Your answer should be one number: how many lines of the data include the string "name"?

[Rows from a figure dataset]
***
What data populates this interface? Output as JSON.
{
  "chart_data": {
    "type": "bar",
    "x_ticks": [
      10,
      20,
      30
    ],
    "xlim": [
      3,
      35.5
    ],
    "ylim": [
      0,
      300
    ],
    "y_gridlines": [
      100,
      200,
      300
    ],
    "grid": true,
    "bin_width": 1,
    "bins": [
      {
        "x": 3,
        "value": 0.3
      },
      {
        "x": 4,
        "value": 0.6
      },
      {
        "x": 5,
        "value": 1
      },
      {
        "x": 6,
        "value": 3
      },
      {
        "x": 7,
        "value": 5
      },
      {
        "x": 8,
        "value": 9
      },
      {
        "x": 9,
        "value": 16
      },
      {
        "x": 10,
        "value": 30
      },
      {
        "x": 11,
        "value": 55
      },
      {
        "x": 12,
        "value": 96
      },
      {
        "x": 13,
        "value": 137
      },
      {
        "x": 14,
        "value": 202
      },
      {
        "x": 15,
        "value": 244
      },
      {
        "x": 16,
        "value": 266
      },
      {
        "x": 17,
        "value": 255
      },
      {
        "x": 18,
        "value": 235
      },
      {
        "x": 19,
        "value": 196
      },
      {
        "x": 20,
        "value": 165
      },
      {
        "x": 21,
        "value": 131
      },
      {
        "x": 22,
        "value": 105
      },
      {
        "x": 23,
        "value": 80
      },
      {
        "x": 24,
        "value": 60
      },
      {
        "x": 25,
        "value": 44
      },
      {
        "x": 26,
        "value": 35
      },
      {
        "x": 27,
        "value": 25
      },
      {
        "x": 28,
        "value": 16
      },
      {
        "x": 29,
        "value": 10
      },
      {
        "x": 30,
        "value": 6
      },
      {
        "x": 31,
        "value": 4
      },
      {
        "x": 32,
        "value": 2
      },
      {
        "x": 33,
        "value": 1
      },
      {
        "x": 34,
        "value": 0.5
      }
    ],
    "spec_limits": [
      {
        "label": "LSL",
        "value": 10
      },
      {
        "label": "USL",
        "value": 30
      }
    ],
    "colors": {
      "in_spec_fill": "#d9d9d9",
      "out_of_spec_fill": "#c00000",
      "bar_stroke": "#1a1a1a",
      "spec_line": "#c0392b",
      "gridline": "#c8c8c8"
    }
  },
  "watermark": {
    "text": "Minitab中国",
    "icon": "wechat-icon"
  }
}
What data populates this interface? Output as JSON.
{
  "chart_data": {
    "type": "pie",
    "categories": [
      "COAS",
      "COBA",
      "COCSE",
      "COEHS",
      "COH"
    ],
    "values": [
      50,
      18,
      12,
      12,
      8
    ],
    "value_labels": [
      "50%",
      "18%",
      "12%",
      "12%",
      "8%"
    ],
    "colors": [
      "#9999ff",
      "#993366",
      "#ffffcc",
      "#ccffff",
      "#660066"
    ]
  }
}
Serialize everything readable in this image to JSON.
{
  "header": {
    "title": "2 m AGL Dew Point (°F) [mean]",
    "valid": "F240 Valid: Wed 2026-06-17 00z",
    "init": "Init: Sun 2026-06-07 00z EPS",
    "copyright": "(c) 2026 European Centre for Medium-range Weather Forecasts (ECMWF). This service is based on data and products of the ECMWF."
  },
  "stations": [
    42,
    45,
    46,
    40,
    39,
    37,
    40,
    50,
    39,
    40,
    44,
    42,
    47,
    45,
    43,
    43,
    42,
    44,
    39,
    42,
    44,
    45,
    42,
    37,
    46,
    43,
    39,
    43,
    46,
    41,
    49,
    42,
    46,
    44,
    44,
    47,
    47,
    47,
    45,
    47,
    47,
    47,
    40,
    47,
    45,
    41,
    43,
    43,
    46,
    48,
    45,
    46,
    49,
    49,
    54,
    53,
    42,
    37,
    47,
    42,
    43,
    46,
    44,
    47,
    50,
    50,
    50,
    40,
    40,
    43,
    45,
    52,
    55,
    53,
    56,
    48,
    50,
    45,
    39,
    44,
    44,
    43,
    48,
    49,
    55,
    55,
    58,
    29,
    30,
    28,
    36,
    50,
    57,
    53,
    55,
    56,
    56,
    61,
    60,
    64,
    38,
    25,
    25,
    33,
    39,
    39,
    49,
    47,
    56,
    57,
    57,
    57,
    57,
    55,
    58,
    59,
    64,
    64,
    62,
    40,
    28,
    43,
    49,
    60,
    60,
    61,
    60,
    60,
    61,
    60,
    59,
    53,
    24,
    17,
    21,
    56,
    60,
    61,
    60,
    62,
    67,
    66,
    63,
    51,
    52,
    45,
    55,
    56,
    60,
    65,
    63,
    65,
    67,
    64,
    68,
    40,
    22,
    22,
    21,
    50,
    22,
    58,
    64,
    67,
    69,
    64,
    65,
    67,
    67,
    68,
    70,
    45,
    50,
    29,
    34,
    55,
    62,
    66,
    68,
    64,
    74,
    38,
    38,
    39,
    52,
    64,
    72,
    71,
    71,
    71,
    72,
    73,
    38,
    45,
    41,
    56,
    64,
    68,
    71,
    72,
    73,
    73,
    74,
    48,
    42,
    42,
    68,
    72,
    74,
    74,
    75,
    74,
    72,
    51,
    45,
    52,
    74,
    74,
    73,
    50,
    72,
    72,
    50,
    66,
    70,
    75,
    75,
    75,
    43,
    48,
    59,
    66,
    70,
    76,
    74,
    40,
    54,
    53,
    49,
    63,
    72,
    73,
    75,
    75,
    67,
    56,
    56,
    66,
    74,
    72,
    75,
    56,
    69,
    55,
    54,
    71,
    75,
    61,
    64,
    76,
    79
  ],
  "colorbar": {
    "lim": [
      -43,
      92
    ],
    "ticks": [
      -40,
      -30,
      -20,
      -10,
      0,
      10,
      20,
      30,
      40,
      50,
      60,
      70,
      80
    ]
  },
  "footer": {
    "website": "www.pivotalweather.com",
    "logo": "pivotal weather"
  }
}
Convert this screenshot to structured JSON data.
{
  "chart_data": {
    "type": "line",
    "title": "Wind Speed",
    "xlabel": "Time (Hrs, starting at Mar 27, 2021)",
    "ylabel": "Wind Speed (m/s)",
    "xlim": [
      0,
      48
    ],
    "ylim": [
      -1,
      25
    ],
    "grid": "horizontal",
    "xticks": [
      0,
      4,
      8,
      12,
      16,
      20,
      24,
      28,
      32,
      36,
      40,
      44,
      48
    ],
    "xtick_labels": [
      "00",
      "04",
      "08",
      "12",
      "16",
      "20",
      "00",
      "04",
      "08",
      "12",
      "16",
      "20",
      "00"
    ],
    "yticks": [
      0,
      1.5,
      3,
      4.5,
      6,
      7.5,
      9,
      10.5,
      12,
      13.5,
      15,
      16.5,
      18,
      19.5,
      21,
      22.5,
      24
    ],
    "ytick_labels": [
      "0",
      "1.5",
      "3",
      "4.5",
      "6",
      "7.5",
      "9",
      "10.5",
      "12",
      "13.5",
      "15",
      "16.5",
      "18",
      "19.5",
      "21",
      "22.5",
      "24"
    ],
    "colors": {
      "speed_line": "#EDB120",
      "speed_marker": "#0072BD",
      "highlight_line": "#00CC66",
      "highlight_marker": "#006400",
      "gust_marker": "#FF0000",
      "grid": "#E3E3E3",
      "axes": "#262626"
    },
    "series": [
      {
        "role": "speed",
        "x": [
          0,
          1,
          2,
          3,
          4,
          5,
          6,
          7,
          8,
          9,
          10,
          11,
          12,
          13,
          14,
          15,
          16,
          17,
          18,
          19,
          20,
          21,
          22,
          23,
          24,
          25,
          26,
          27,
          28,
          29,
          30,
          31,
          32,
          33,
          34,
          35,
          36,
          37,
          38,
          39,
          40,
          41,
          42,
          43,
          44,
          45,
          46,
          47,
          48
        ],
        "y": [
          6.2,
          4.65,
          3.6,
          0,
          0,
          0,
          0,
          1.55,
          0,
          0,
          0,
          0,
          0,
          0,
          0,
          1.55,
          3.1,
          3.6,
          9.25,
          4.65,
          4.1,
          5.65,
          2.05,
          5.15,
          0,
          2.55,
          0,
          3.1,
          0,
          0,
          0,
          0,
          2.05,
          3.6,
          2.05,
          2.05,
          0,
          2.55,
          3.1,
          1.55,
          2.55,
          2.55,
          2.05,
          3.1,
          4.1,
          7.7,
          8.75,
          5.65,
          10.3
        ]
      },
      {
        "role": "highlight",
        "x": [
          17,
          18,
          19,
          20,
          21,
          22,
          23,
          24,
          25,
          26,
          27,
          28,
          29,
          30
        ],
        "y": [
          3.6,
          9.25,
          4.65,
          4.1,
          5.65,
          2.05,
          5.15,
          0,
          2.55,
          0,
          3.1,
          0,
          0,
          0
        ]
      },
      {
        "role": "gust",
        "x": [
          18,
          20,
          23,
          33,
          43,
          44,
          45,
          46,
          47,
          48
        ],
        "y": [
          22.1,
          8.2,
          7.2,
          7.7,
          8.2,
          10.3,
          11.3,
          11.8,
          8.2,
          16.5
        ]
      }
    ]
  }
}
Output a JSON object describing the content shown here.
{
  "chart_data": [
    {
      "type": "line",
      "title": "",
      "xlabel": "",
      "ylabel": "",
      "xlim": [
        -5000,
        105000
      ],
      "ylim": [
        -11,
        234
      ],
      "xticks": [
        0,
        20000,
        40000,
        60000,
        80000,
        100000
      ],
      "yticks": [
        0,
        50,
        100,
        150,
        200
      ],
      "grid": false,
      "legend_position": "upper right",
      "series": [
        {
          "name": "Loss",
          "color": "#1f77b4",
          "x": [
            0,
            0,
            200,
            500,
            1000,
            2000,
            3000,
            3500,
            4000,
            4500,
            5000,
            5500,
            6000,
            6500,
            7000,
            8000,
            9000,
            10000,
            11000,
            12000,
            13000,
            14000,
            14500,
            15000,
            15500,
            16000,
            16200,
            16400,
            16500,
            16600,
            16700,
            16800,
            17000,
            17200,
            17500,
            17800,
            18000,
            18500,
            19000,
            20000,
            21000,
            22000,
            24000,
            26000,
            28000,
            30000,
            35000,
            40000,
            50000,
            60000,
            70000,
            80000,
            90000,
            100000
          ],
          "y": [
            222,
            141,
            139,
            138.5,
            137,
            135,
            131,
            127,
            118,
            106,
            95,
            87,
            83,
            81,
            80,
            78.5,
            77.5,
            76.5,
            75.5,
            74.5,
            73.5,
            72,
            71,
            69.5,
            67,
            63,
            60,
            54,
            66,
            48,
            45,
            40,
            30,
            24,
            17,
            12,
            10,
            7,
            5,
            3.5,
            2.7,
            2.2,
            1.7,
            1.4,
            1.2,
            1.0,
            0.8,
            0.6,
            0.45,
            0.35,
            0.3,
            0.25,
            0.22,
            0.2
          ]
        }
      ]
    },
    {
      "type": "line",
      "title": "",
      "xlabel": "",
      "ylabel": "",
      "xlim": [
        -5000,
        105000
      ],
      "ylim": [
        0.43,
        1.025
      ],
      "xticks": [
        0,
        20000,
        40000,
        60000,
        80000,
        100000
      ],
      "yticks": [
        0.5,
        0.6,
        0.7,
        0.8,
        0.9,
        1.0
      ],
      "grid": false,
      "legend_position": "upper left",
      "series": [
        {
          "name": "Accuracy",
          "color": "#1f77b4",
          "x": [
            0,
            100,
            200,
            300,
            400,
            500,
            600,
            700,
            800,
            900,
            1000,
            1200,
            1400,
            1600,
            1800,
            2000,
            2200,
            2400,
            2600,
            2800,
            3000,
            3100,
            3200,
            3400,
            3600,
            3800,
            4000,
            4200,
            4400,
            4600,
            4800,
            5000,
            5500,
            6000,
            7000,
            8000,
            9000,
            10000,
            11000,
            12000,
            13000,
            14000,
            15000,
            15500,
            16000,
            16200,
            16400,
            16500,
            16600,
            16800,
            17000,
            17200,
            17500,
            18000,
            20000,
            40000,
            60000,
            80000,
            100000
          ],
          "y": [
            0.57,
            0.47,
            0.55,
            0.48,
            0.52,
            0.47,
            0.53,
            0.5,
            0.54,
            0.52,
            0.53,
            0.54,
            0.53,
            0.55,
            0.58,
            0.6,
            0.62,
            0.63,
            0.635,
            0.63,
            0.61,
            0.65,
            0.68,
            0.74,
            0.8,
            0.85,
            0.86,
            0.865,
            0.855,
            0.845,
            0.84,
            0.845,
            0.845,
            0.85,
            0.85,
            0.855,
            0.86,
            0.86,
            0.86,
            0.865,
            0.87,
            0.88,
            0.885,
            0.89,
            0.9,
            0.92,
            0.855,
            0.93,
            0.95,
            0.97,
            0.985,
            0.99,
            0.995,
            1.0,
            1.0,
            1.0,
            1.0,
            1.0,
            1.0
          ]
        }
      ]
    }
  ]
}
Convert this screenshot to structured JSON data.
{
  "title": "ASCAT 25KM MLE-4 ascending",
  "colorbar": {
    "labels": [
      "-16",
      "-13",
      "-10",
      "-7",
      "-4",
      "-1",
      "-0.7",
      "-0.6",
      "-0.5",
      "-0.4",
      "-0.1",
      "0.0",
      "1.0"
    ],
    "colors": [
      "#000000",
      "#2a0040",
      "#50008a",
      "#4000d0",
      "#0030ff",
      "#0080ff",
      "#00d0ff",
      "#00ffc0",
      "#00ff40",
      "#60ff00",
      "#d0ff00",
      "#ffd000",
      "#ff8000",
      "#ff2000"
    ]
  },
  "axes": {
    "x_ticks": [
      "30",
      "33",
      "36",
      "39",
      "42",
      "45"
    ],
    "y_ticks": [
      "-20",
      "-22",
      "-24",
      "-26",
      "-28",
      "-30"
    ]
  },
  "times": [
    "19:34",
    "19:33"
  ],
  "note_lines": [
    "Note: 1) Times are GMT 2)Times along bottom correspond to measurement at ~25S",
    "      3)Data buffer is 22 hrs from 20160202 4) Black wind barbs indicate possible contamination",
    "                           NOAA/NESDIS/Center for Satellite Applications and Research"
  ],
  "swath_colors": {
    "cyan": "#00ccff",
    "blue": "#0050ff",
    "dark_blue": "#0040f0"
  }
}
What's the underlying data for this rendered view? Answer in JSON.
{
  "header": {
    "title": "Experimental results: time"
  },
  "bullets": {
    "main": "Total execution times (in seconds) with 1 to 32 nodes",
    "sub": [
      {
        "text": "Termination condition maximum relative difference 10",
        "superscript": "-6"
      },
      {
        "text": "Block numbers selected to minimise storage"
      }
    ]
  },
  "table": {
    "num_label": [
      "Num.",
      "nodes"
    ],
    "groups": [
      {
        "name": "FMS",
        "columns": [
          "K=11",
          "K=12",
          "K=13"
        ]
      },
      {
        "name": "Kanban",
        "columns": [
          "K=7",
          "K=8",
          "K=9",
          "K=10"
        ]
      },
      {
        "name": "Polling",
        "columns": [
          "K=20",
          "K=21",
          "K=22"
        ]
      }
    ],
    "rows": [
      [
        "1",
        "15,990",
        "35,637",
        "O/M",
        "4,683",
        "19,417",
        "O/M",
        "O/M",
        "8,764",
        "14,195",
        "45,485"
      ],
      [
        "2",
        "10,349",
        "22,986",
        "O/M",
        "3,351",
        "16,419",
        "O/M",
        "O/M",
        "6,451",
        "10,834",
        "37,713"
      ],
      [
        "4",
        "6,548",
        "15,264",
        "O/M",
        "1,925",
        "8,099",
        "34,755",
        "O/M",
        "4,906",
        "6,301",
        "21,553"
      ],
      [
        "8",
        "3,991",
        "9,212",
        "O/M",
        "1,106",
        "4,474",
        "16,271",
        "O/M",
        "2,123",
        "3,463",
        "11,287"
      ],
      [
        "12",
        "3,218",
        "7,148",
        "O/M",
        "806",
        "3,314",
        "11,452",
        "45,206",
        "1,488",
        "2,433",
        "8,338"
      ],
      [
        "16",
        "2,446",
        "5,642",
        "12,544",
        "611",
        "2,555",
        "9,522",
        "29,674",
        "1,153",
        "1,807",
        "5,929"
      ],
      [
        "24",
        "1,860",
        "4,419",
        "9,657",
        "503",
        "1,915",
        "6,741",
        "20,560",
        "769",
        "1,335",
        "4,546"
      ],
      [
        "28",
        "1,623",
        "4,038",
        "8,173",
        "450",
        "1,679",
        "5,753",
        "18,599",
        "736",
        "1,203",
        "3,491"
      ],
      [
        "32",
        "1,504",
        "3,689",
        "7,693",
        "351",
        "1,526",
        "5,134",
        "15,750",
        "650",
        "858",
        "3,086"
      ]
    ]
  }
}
***
**Finished answer:**
5